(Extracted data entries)
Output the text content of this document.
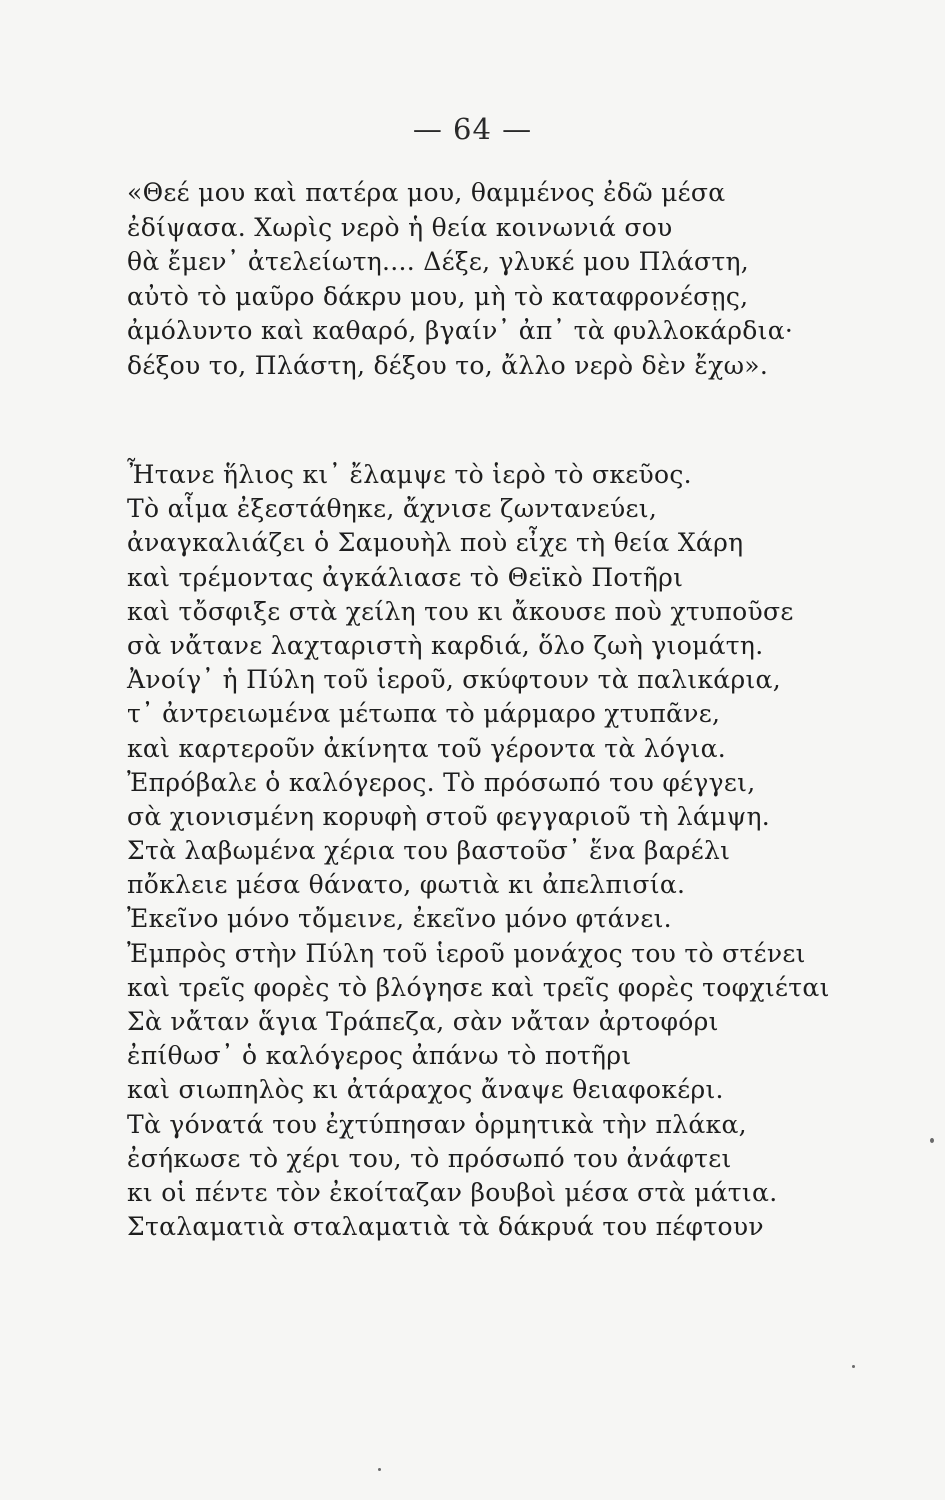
— 64 —
«Θεέ μου καὶ πατέρα μου, θαμμένος ἐδῶ μέσα
ἐδίψασα. Χωρὶς νερὸ ἡ θεία κοινωνιά σου
θὰ ἔμεν᾽ ἀτελείωτη.... Δέξε, γλυκέ μου Πλάστη,
αὐτὸ τὸ μαῦρο δάκρυ μου, μὴ τὸ καταφρονέσῃς,
ἀμόλυντο καὶ καθαρό, βγαίν᾽ ἀπ᾽ τὰ φυλλοκάρδια·
δέξου το, Πλάστη, δέξου το, ἄλλο νερὸ δὲν ἔχω».
Ἦτανε ἥλιος κι᾽ ἔλαμψε τὸ ἱερὸ τὸ σκεῦος.
Τὸ αἷμα ἐξεστάθηκε, ἄχνισε ζωντανεύει,
ἀναγκαλιάζει ὁ Σαμουὴλ ποὺ εἶχε τὴ θεία Χάρη
καὶ τρέμοντας ἀγκάλιασε τὸ Θεϊκὸ Ποτῆρι
καὶ τὄσφιξε στὰ χείλη του κι ἄκουσε ποὺ χτυποῦσε
σὰ νἄτανε λαχταριστὴ καρδιά, ὅλο ζωὴ γιομάτη.
Ἀνοίγ᾽ ἡ Πύλη τοῦ ἱεροῦ, σκύφτουν τὰ παλικάρια,
τ᾽ ἀντρειωμένα μέτωπα τὸ μάρμαρο χτυπᾶνε,
καὶ καρτεροῦν ἀκίνητα τοῦ γέροντα τὰ λόγια.
Ἐπρόβαλε ὁ καλόγερος. Τὸ πρόσωπό του φέγγει,
σὰ χιονισμένη κορυφὴ στοῦ φεγγαριοῦ τὴ λάμψη.
Στὰ λαβωμένα χέρια του βαστοῦσ᾽ ἕνα βαρέλι
πὄκλειε μέσα θάνατο, φωτιὰ κι ἀπελπισία.
Ἐκεῖνο μόνο τὄμεινε, ἐκεῖνο μόνο φτάνει.
Ἐμπρὸς στὴν Πύλη τοῦ ἱεροῦ μονάχος του τὸ στένει
καὶ τρεῖς φορὲς τὸ βλόγησε καὶ τρεῖς φορὲς τοφχιέται
Σὰ νἄταν ἅγια Τράπεζα, σὰν νἄταν ἀρτοφόρι
ἐπίθωσ᾽ ὁ καλόγερος ἀπάνω τὸ ποτῆρι
καὶ σιωπηλὸς κι ἀτάραχος ἄναψε θειαφοκέρι.
Τὰ γόνατά του ἐχτύπησαν ὁρμητικὰ τὴν πλάκα,
ἐσήκωσε τὸ χέρι του, τὸ πρόσωπό του ἀνάφτει
κι οἱ πέντε τὸν ἐκοίταζαν βουβοὶ μέσα στὰ μάτια.
Σταλαματιὰ σταλαματιὰ τὰ δάκρυά του πέφτουν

## Short exercise
Verbatim reproduction of every record is required; images are left out.

## Reply to the exercise
Output the text content of this document.
— 64 —
«Θεέ μου καὶ πατέρα μου, θαμμένος ἐδῶ μέσα
ἐδίψασα. Χωρὶς νερὸ ἡ θεία κοινωνιά σου
θὰ ἔμεν᾽ ἀτελείωτη.... Δέξε, γλυκέ μου Πλάστη,
αὐτὸ τὸ μαῦρο δάκρυ μου, μὴ τὸ καταφρονέσῃς,
ἀμόλυντο καὶ καθαρό, βγαίν᾽ ἀπ᾽ τὰ φυλλοκάρδια·
δέξου το, Πλάστη, δέξου το, ἄλλο νερὸ δὲν ἔχω».
Ἦτανε ἥλιος κι᾽ ἔλαμψε τὸ ἱερὸ τὸ σκεῦος.
Τὸ αἷμα ἐξεστάθηκε, ἄχνισε ζωντανεύει,
ἀναγκαλιάζει ὁ Σαμουὴλ ποὺ εἶχε τὴ θεία Χάρη
καὶ τρέμοντας ἀγκάλιασε τὸ Θεϊκὸ Ποτῆρι
καὶ τὄσφιξε στὰ χείλη του κι ἄκουσε ποὺ χτυποῦσε
σὰ νἄτανε λαχταριστὴ καρδιά, ὅλο ζωὴ γιομάτη.
Ἀνοίγ᾽ ἡ Πύλη τοῦ ἱεροῦ, σκύφτουν τὰ παλικάρια,
τ᾽ ἀντρειωμένα μέτωπα τὸ μάρμαρο χτυπᾶνε,
καὶ καρτεροῦν ἀκίνητα τοῦ γέροντα τὰ λόγια.
Ἐπρόβαλε ὁ καλόγερος. Τὸ πρόσωπό του φέγγει,
σὰ χιονισμένη κορυφὴ στοῦ φεγγαριοῦ τὴ λάμψη.
Στὰ λαβωμένα χέρια του βαστοῦσ᾽ ἕνα βαρέλι
πὄκλειε μέσα θάνατο, φωτιὰ κι ἀπελπισία.
Ἐκεῖνο μόνο τὄμεινε, ἐκεῖνο μόνο φτάνει.
Ἐμπρὸς στὴν Πύλη τοῦ ἱεροῦ μονάχος του τὸ στένει
καὶ τρεῖς φορὲς τὸ βλόγησε καὶ τρεῖς φορὲς τοφχιέται
Σὰ νἄταν ἅγια Τράπεζα, σὰν νἄταν ἀρτοφόρι
ἐπίθωσ᾽ ὁ καλόγερος ἀπάνω τὸ ποτῆρι
καὶ σιωπηλὸς κι ἀτάραχος ἄναψε θειαφοκέρι.
Τὰ γόνατά του ἐχτύπησαν ὁρμητικὰ τὴν πλάκα,
ἐσήκωσε τὸ χέρι του, τὸ πρόσωπό του ἀνάφτει
κι οἱ πέντε τὸν ἐκοίταζαν βουβοὶ μέσα στὰ μάτια.
Σταλαματιὰ σταλαματιὰ τὰ δάκρυά του πέφτουν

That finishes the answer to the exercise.